** Start of Data rows **

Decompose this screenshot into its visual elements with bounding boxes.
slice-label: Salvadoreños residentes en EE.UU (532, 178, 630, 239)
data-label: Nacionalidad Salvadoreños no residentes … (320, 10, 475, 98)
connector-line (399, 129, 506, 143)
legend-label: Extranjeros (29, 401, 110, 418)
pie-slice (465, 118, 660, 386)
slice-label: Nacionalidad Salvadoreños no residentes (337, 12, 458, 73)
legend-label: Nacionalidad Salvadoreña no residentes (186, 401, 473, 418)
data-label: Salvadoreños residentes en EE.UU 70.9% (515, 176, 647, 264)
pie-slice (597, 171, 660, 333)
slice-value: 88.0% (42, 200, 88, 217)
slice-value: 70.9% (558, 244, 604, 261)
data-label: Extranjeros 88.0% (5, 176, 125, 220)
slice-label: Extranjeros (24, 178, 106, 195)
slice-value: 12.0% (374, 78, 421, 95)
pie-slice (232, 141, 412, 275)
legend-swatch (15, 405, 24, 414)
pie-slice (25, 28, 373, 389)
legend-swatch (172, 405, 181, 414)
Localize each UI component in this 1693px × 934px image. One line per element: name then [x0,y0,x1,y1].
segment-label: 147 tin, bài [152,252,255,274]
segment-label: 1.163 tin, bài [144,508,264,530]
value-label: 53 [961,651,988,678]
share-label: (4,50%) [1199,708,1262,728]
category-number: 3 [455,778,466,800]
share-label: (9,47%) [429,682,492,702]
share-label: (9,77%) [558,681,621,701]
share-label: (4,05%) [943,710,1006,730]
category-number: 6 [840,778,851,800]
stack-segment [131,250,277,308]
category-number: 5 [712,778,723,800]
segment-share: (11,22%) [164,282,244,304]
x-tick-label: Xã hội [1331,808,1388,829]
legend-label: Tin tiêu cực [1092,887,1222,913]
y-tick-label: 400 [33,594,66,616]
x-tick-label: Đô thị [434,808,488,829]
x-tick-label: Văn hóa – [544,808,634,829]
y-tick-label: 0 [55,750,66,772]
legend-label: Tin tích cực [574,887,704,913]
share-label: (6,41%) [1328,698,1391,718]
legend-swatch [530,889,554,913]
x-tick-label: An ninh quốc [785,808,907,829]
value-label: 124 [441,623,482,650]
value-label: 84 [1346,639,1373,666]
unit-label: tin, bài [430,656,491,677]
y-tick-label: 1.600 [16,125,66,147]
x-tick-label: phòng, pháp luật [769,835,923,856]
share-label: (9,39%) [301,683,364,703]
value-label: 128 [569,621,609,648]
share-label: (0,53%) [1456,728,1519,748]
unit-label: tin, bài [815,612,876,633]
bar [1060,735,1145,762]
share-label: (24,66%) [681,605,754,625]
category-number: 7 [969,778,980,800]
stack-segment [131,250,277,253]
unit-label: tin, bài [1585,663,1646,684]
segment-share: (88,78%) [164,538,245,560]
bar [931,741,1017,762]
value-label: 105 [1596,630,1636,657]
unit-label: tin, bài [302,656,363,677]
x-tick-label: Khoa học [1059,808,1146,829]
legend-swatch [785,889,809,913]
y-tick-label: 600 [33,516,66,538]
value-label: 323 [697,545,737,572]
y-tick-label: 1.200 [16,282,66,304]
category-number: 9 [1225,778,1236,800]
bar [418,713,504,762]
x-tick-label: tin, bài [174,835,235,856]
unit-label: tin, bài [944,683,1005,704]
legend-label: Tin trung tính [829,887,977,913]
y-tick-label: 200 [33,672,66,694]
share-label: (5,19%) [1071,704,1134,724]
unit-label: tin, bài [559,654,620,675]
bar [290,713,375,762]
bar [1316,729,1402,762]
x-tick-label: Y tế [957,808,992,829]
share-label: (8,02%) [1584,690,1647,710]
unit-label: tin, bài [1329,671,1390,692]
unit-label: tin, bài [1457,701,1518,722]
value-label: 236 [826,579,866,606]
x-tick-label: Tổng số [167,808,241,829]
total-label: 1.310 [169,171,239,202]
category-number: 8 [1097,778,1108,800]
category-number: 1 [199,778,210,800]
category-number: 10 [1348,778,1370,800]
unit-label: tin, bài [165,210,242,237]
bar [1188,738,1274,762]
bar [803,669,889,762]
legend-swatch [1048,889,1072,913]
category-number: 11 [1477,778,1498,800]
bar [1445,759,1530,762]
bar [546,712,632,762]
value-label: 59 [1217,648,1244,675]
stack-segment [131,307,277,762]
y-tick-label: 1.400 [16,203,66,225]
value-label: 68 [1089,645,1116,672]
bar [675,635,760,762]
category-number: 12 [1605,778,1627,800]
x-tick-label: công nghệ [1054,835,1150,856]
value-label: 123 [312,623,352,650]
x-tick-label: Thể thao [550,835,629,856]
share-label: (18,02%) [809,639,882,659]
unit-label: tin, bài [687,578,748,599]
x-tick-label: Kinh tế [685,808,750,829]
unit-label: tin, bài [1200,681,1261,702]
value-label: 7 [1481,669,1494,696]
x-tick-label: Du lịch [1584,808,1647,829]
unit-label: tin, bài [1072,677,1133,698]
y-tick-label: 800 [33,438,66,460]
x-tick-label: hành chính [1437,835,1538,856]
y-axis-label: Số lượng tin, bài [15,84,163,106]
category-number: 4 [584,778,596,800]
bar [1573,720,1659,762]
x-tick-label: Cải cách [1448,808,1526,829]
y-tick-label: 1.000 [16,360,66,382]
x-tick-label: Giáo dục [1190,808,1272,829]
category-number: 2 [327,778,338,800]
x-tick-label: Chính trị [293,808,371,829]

** End of Data rows **

Required task: Copy out every line of all the items above without changing a single character.

Output:
Decompose this screenshot into its visual elements with bounding boxes.
slice-label: Salvadoreños residentes en EE.UU (532, 178, 630, 239)
data-label: Nacionalidad Salvadoreños no residentes … (320, 10, 475, 98)
connector-line (399, 129, 506, 143)
legend-label: Extranjeros (29, 401, 110, 418)
pie-slice (465, 118, 660, 386)
slice-label: Nacionalidad Salvadoreños no residentes (337, 12, 458, 73)
legend-label: Nacionalidad Salvadoreña no residentes (186, 401, 473, 418)
data-label: Salvadoreños residentes en EE.UU 70.9% (515, 176, 647, 264)
pie-slice (597, 171, 660, 333)
slice-value: 88.0% (42, 200, 88, 217)
slice-value: 70.9% (558, 244, 604, 261)
data-label: Extranjeros 88.0% (5, 176, 125, 220)
slice-label: Extranjeros (24, 178, 106, 195)
slice-value: 12.0% (374, 78, 421, 95)
pie-slice (232, 141, 412, 275)
legend-swatch (15, 405, 24, 414)
pie-slice (25, 28, 373, 389)
legend-swatch (172, 405, 181, 414)
Localize each UI component in this 1693px × 934px image. One line per element: name then [x0,y0,x1,y1].
segment-label: 147 tin, bài [152,252,255,274]
segment-label: 1.163 tin, bài [144,508,264,530]
value-label: 53 [961,651,988,678]
share-label: (4,50%) [1199,708,1262,728]
category-number: 3 [455,778,466,800]
share-label: (9,47%) [429,682,492,702]
share-label: (9,77%) [558,681,621,701]
share-label: (4,05%) [943,710,1006,730]
category-number: 6 [840,778,851,800]
stack-segment [131,250,277,308]
category-number: 5 [712,778,723,800]
segment-share: (11,22%) [164,282,244,304]
x-tick-label: Xã hội [1331,808,1388,829]
legend-label: Tin tiêu cực [1092,887,1222,913]
y-tick-label: 400 [33,594,66,616]
x-tick-label: Đô thị [434,808,488,829]
x-tick-label: Văn hóa – [544,808,634,829]
y-tick-label: 0 [55,750,66,772]
legend-label: Tin tích cực [574,887,704,913]
share-label: (6,41%) [1328,698,1391,718]
legend-swatch [530,889,554,913]
x-tick-label: An ninh quốc [785,808,907,829]
value-label: 124 [441,623,482,650]
value-label: 84 [1346,639,1373,666]
unit-label: tin, bài [430,656,491,677]
y-tick-label: 1.600 [16,125,66,147]
x-tick-label: phòng, pháp luật [769,835,923,856]
share-label: (9,39%) [301,683,364,703]
value-label: 128 [569,621,609,648]
share-label: (0,53%) [1456,728,1519,748]
unit-label: tin, bài [815,612,876,633]
bar [1060,735,1145,762]
share-label: (24,66%) [681,605,754,625]
category-number: 7 [969,778,980,800]
stack-segment [131,250,277,253]
unit-label: tin, bài [1585,663,1646,684]
segment-share: (88,78%) [164,538,245,560]
bar [931,741,1017,762]
value-label: 105 [1596,630,1636,657]
unit-label: tin, bài [302,656,363,677]
x-tick-label: Khoa học [1059,808,1146,829]
legend-swatch [785,889,809,913]
y-tick-label: 600 [33,516,66,538]
value-label: 323 [697,545,737,572]
y-tick-label: 1.200 [16,282,66,304]
category-number: 9 [1225,778,1236,800]
bar [418,713,504,762]
x-tick-label: tin, bài [174,835,235,856]
unit-label: tin, bài [944,683,1005,704]
legend-label: Tin trung tính [829,887,977,913]
y-tick-label: 200 [33,672,66,694]
share-label: (5,19%) [1071,704,1134,724]
unit-label: tin, bài [559,654,620,675]
bar [290,713,375,762]
bar [1316,729,1402,762]
x-tick-label: Y tế [957,808,992,829]
share-label: (8,02%) [1584,690,1647,710]
unit-label: tin, bài [1329,671,1390,692]
unit-label: tin, bài [1457,701,1518,722]
value-label: 236 [826,579,866,606]
x-tick-label: Tổng số [167,808,241,829]
total-label: 1.310 [169,171,239,202]
category-number: 8 [1097,778,1108,800]
category-number: 1 [199,778,210,800]
category-number: 10 [1348,778,1370,800]
unit-label: tin, bài [165,210,242,237]
bar [1188,738,1274,762]
bar [803,669,889,762]
legend-swatch [1048,889,1072,913]
category-number: 11 [1477,778,1498,800]
bar [1445,759,1530,762]
bar [546,712,632,762]
value-label: 59 [1217,648,1244,675]
stack-segment [131,307,277,762]
y-tick-label: 1.400 [16,203,66,225]
value-label: 68 [1089,645,1116,672]
bar [675,635,760,762]
category-number: 12 [1605,778,1627,800]
x-tick-label: công nghệ [1054,835,1150,856]
value-label: 123 [312,623,352,650]
x-tick-label: Thể thao [550,835,629,856]
share-label: (18,02%) [809,639,882,659]
unit-label: tin, bài [687,578,748,599]
x-tick-label: Kinh tế [685,808,750,829]
unit-label: tin, bài [1200,681,1261,702]
value-label: 7 [1481,669,1494,696]
x-tick-label: Du lịch [1584,808,1647,829]
unit-label: tin, bài [1072,677,1133,698]
y-tick-label: 800 [33,438,66,460]
x-tick-label: hành chính [1437,835,1538,856]
y-axis-label: Số lượng tin, bài [15,84,163,106]
category-number: 4 [584,778,596,800]
bar [1573,720,1659,762]
x-tick-label: Cải cách [1448,808,1526,829]
y-tick-label: 1.000 [16,360,66,382]
x-tick-label: Giáo dục [1190,808,1272,829]
category-number: 2 [327,778,338,800]
x-tick-label: Chính trị [293,808,371,829]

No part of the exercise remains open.